Stored records
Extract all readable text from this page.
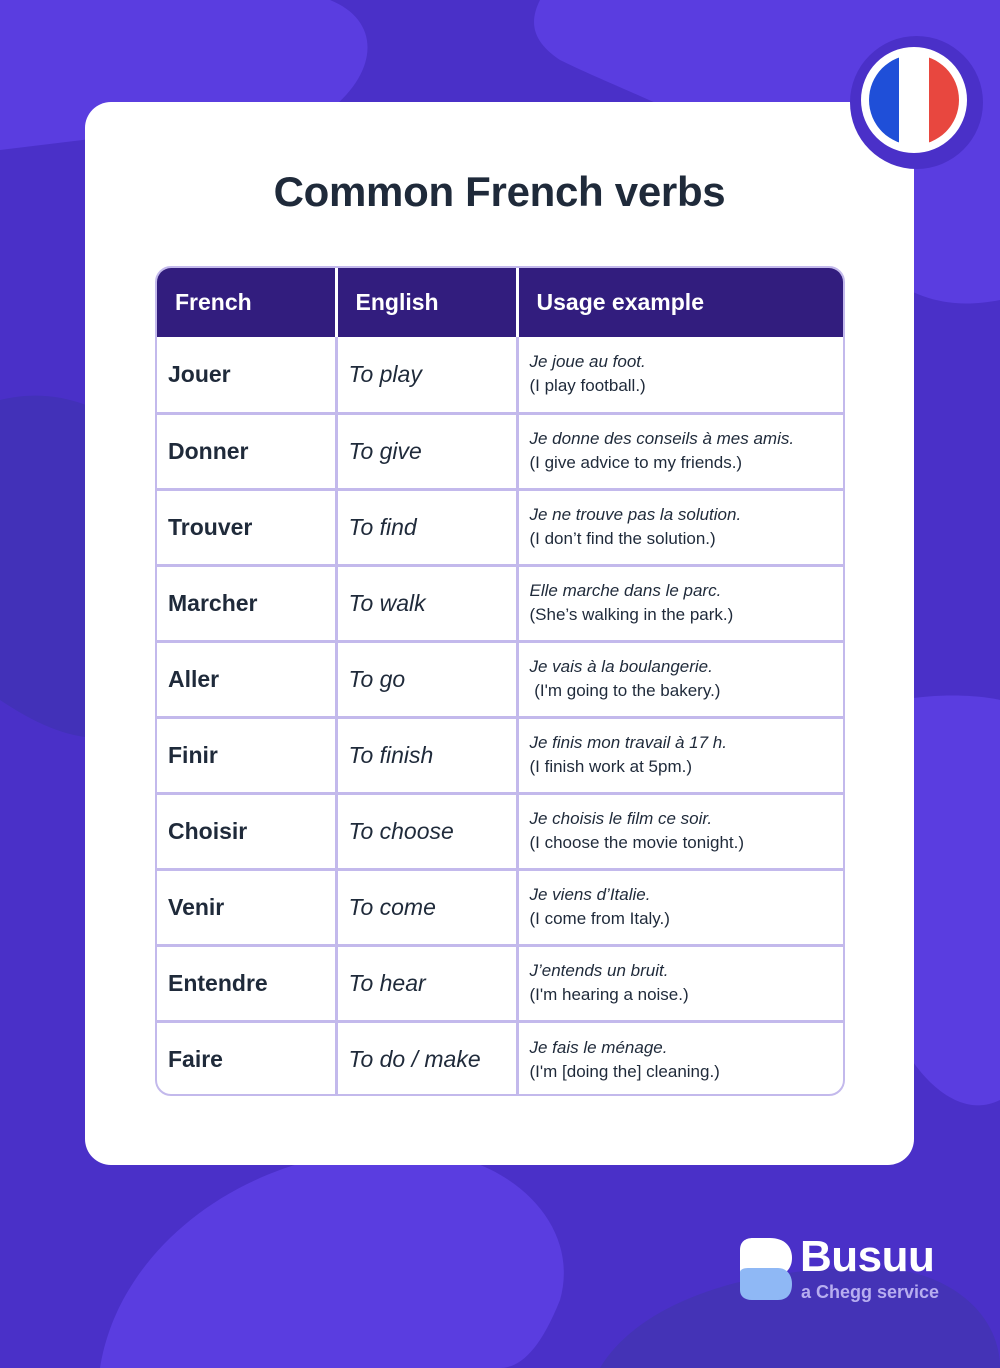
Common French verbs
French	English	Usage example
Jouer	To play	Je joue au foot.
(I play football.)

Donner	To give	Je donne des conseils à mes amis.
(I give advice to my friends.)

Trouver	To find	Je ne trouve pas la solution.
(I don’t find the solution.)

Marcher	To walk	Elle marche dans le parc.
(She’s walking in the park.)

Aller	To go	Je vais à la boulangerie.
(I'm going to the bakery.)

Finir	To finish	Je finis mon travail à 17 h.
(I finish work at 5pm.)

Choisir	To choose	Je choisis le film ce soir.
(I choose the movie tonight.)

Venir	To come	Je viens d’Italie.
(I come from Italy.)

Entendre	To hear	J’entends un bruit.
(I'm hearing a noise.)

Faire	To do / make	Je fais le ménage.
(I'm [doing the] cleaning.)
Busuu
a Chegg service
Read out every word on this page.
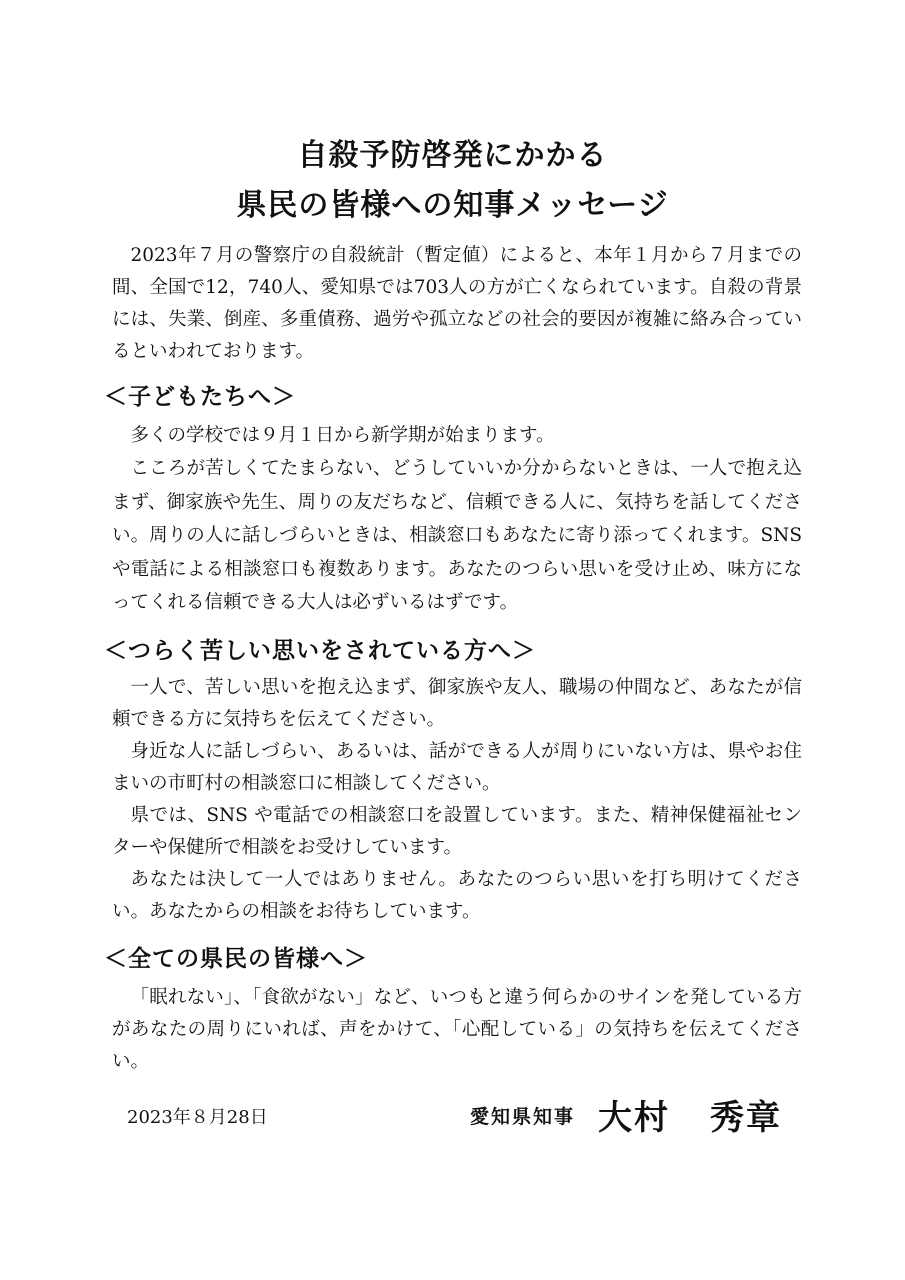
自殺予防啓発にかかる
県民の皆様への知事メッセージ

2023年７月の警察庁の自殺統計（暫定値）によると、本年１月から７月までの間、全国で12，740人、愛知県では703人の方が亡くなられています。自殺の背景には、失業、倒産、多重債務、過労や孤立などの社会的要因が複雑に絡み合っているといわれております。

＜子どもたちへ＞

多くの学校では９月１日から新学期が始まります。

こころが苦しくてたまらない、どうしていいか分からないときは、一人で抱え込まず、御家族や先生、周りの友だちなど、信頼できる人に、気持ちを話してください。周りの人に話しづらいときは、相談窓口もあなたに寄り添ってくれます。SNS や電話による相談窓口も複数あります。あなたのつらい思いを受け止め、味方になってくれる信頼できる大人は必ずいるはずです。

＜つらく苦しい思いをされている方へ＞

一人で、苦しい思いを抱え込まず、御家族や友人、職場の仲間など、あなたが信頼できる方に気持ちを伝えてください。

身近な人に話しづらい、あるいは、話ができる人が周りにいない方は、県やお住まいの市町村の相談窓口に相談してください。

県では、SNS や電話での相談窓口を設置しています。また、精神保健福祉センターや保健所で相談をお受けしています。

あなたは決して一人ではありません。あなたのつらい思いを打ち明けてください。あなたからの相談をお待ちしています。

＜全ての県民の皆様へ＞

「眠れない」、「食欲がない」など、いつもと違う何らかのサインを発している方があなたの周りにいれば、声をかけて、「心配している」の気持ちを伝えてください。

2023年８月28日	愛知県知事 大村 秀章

---

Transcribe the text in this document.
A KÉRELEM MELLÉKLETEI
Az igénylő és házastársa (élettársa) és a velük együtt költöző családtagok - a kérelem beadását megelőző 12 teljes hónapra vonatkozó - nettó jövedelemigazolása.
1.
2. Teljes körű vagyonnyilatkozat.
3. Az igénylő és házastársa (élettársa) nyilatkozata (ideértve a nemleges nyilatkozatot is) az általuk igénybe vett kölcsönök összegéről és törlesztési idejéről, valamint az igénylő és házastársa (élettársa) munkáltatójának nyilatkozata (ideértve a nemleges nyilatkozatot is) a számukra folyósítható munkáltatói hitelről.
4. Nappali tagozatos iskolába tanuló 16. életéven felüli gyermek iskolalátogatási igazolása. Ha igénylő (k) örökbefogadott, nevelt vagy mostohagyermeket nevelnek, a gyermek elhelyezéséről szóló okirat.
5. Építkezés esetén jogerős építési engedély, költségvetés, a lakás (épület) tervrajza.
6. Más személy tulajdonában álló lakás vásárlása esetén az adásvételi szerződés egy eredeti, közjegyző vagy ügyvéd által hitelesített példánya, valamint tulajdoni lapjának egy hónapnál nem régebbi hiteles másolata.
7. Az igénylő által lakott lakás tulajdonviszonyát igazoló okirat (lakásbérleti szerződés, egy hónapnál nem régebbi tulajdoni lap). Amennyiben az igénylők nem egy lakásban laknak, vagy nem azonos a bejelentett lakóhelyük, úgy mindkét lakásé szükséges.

...

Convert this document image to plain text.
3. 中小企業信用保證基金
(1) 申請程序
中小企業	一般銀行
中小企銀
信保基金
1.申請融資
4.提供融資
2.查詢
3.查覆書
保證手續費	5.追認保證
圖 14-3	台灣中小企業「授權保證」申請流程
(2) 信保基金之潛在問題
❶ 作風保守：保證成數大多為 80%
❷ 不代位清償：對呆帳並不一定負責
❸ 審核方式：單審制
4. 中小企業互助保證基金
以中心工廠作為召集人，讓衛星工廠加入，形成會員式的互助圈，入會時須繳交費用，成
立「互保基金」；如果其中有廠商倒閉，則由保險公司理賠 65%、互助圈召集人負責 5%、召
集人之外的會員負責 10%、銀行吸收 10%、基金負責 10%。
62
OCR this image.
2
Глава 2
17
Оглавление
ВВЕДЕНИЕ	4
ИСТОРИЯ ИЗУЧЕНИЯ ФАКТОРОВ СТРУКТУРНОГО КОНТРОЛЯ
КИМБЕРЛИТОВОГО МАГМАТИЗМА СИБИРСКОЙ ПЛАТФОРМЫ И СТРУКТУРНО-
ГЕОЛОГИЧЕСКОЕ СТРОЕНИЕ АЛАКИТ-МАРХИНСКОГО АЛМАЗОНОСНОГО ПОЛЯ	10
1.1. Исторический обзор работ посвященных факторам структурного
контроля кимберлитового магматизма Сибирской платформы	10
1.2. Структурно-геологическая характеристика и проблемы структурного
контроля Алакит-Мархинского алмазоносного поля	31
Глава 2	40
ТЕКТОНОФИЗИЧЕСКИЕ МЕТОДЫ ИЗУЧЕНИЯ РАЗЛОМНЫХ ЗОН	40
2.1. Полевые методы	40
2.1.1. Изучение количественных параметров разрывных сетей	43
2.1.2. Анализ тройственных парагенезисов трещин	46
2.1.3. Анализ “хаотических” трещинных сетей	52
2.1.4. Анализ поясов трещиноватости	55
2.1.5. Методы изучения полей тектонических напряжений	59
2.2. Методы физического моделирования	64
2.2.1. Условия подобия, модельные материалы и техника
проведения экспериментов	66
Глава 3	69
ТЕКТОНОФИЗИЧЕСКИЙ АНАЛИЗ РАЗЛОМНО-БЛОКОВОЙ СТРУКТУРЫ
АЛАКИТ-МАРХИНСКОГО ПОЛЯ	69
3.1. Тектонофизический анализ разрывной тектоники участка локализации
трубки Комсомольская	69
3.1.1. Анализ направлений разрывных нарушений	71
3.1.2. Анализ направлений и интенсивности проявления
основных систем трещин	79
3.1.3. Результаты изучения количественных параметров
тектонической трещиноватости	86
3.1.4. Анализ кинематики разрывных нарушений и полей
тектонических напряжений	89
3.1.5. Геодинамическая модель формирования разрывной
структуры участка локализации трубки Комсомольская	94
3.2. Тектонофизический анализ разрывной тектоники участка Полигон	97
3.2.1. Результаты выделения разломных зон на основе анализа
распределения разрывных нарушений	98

■ The task: Report how many lines of the preceding records include "text". Output the number only.

■ Reply to the exercise: 3